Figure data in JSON
..............................

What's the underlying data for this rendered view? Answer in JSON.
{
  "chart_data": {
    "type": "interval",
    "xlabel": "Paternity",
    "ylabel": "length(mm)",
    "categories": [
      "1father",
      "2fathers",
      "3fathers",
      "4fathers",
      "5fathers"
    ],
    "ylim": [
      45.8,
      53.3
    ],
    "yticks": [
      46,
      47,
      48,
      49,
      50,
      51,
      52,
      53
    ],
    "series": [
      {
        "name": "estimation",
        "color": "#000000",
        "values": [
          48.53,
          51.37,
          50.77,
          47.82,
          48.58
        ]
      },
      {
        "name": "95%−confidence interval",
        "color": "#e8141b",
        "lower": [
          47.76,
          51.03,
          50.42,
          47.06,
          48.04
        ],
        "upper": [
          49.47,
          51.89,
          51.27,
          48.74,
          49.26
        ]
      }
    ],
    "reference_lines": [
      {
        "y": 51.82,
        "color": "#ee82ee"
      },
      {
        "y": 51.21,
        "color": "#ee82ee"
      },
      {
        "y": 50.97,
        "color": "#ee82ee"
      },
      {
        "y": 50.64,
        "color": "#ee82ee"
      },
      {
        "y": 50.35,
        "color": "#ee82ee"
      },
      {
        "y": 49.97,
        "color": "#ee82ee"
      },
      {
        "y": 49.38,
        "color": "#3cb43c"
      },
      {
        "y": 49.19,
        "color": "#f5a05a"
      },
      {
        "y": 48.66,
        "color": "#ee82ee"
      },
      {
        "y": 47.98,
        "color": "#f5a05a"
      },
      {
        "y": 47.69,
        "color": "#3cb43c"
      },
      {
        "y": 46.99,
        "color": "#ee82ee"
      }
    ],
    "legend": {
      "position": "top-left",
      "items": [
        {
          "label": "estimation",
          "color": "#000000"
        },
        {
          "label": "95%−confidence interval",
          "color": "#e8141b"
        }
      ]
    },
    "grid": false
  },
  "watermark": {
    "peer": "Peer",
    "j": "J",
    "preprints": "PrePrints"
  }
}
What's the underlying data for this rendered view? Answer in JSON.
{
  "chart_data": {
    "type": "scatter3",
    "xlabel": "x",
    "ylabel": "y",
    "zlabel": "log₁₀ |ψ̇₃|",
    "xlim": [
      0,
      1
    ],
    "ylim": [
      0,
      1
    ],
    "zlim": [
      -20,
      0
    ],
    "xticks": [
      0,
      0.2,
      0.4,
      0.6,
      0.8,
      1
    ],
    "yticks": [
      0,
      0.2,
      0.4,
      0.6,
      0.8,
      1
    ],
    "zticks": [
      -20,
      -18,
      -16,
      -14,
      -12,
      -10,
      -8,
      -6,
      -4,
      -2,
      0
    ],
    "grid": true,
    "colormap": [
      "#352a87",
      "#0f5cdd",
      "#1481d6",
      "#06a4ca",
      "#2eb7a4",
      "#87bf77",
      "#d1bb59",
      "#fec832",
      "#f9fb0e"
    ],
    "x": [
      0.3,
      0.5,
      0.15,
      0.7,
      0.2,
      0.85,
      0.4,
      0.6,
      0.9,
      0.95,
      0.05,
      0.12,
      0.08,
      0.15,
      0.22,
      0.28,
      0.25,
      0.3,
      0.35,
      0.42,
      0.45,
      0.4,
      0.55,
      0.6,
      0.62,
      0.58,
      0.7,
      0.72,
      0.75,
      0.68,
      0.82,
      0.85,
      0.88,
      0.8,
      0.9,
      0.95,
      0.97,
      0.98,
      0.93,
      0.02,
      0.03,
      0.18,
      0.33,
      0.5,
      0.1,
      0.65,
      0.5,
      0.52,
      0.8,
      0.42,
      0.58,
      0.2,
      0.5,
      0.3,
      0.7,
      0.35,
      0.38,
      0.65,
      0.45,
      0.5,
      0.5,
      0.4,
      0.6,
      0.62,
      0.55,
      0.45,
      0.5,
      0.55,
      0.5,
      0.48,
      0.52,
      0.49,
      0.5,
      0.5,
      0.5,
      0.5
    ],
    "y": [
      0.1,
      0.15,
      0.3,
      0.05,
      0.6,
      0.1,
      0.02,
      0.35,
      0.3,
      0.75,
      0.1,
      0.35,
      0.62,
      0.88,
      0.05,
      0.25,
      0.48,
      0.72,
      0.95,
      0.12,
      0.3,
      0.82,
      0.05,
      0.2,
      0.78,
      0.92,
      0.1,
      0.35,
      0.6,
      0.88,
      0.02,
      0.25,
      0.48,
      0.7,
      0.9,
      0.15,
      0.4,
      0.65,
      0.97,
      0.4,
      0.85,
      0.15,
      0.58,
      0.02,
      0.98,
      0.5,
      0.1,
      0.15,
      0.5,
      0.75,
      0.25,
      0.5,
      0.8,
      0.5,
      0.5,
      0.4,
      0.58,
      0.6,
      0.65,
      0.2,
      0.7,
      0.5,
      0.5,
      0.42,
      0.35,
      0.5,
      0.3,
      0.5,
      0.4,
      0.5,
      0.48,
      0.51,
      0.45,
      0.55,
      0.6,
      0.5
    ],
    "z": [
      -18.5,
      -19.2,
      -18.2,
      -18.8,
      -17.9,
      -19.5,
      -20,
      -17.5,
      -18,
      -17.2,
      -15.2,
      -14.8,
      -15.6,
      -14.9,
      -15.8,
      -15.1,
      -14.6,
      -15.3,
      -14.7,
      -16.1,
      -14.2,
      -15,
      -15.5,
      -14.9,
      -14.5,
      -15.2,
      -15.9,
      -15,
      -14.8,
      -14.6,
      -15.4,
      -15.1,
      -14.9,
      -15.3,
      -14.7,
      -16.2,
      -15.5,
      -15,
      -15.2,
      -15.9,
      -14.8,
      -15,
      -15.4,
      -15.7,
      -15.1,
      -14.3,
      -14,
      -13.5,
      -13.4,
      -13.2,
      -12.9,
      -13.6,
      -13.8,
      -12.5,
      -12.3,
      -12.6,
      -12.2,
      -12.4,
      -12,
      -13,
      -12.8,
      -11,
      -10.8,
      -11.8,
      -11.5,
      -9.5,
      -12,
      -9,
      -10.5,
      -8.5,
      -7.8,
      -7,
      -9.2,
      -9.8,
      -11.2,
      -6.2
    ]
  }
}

..............................

Output a single number: how many lines contain the word "interval".

> **Result for this exercise**
3